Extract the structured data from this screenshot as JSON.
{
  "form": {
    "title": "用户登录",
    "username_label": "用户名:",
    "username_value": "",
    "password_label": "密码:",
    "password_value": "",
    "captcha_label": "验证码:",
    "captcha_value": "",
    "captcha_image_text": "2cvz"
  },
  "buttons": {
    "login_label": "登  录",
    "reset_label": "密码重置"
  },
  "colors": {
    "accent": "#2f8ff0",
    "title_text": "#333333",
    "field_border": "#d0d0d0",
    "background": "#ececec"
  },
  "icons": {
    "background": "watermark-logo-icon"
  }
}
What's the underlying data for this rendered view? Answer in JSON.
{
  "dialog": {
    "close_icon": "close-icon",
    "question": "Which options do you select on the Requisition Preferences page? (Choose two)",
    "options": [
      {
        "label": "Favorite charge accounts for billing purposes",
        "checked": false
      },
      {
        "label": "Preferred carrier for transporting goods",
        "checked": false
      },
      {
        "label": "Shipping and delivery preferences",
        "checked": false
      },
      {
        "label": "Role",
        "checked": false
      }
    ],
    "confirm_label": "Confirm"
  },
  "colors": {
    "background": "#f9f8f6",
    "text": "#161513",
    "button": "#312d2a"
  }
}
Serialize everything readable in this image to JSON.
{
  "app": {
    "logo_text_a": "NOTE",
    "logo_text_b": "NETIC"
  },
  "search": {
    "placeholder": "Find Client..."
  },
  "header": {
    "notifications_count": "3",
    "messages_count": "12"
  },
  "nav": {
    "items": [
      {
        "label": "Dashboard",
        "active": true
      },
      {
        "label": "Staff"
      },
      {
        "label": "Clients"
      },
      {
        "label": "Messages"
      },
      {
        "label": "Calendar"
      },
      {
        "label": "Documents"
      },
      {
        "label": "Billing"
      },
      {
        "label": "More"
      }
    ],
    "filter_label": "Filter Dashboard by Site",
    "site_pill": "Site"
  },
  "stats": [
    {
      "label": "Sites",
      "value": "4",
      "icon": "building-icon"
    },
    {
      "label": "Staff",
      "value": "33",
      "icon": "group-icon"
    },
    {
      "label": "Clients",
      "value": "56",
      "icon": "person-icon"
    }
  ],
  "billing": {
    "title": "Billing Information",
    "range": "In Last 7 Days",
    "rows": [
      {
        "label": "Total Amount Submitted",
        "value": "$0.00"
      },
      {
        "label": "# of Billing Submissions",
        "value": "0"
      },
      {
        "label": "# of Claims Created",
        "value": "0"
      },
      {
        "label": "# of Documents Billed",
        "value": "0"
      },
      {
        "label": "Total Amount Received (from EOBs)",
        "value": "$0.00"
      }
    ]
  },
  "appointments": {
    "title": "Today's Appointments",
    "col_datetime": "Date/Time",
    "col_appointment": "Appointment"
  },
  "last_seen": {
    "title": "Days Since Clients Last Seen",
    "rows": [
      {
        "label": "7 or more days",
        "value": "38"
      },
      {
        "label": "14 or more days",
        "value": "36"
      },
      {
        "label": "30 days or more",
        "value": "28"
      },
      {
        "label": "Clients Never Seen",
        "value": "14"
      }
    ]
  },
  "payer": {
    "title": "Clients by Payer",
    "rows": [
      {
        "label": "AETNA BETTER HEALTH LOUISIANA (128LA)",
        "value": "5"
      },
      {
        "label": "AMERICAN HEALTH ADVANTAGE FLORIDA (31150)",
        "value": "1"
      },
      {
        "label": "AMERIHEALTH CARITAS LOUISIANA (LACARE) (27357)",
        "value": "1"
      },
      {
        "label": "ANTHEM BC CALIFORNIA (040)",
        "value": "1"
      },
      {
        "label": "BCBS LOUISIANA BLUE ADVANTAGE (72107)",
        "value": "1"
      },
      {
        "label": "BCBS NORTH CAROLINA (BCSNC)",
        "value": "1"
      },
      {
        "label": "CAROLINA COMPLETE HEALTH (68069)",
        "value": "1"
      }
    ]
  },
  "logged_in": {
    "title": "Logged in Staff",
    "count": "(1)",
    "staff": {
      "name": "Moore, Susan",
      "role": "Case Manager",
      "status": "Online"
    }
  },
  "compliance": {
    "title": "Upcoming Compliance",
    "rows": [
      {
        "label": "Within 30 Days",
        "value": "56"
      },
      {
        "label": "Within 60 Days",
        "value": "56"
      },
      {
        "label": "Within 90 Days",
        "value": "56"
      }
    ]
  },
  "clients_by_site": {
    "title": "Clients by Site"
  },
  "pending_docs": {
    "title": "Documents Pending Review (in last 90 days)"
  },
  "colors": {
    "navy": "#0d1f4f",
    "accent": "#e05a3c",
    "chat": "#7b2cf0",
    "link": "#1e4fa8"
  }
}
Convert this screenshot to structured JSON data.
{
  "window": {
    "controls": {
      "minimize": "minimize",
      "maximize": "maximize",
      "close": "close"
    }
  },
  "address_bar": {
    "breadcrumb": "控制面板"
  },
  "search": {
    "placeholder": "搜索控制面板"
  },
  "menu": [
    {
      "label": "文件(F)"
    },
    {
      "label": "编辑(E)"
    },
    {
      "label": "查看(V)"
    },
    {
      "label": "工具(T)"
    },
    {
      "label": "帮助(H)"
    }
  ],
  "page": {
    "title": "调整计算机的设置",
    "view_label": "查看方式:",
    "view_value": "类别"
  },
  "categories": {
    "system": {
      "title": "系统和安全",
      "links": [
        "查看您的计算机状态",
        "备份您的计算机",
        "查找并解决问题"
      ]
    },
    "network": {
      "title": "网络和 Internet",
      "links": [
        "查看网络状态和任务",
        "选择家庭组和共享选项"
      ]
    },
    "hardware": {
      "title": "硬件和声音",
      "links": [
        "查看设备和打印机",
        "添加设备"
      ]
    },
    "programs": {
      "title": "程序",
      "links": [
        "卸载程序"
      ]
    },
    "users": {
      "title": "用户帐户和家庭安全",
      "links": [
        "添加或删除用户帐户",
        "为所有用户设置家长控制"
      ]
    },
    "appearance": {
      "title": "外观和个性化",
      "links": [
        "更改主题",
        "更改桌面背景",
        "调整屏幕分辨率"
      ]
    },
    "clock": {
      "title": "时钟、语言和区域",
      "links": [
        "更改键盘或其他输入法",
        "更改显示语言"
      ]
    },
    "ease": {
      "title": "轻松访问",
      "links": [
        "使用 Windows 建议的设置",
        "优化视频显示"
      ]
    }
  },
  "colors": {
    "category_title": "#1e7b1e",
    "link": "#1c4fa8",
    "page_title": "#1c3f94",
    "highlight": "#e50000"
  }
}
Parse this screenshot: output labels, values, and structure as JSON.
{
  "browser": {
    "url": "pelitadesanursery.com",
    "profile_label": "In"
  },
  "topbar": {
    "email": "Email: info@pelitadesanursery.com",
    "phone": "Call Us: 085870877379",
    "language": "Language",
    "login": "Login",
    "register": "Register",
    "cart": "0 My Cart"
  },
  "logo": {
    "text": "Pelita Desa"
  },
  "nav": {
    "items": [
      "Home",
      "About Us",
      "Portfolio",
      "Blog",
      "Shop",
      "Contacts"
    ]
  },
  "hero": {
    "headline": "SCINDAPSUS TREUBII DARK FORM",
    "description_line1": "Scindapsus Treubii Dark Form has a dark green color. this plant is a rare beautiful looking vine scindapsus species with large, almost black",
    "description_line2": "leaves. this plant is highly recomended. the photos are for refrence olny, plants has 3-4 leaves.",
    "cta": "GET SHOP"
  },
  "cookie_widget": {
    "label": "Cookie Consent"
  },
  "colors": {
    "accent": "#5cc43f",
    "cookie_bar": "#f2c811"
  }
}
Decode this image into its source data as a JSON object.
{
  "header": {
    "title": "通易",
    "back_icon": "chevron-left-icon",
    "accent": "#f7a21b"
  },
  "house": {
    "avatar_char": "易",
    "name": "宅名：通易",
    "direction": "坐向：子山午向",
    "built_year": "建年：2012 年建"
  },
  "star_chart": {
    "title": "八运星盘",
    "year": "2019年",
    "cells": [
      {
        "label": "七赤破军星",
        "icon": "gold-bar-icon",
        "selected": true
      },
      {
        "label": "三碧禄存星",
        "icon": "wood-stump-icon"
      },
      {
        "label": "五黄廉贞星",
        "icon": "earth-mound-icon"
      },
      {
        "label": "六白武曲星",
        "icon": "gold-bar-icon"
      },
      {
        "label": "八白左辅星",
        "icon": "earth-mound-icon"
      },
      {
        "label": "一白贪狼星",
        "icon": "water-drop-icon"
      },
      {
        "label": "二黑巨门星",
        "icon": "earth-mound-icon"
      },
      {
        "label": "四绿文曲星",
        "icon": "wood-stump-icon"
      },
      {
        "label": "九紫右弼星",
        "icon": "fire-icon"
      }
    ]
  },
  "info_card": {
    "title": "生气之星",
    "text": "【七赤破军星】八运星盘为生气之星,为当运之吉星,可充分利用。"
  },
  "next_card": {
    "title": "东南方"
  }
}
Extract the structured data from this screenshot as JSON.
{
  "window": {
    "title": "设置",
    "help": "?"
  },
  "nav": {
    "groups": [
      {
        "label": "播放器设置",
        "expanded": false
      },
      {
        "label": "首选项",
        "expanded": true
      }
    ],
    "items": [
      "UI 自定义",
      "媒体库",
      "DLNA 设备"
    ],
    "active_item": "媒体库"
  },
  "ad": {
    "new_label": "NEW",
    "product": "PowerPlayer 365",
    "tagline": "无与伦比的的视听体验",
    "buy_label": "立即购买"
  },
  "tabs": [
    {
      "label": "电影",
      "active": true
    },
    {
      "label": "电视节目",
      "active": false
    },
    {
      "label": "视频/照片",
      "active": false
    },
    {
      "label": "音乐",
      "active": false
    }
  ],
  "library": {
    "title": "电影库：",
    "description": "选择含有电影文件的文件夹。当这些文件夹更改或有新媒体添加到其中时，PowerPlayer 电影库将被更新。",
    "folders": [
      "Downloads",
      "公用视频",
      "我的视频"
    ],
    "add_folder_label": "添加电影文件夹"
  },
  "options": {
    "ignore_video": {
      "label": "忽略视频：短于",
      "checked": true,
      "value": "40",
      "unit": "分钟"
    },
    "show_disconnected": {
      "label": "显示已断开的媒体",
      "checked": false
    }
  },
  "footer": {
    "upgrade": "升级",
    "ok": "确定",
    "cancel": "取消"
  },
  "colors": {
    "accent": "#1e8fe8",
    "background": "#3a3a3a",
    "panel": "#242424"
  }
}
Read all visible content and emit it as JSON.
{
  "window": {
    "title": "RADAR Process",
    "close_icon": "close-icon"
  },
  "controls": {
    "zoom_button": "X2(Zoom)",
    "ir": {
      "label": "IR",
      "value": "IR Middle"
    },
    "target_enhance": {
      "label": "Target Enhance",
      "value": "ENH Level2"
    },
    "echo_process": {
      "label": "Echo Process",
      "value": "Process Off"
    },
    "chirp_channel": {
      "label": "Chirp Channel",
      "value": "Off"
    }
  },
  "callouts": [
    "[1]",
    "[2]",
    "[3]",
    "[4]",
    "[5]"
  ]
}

:: Your goal ::
Extract each line from the entries above that contains the string "placeholder".

:: Worked solution ::
    "placeholder": "Find Client..."
    "placeholder": "搜索控制面板"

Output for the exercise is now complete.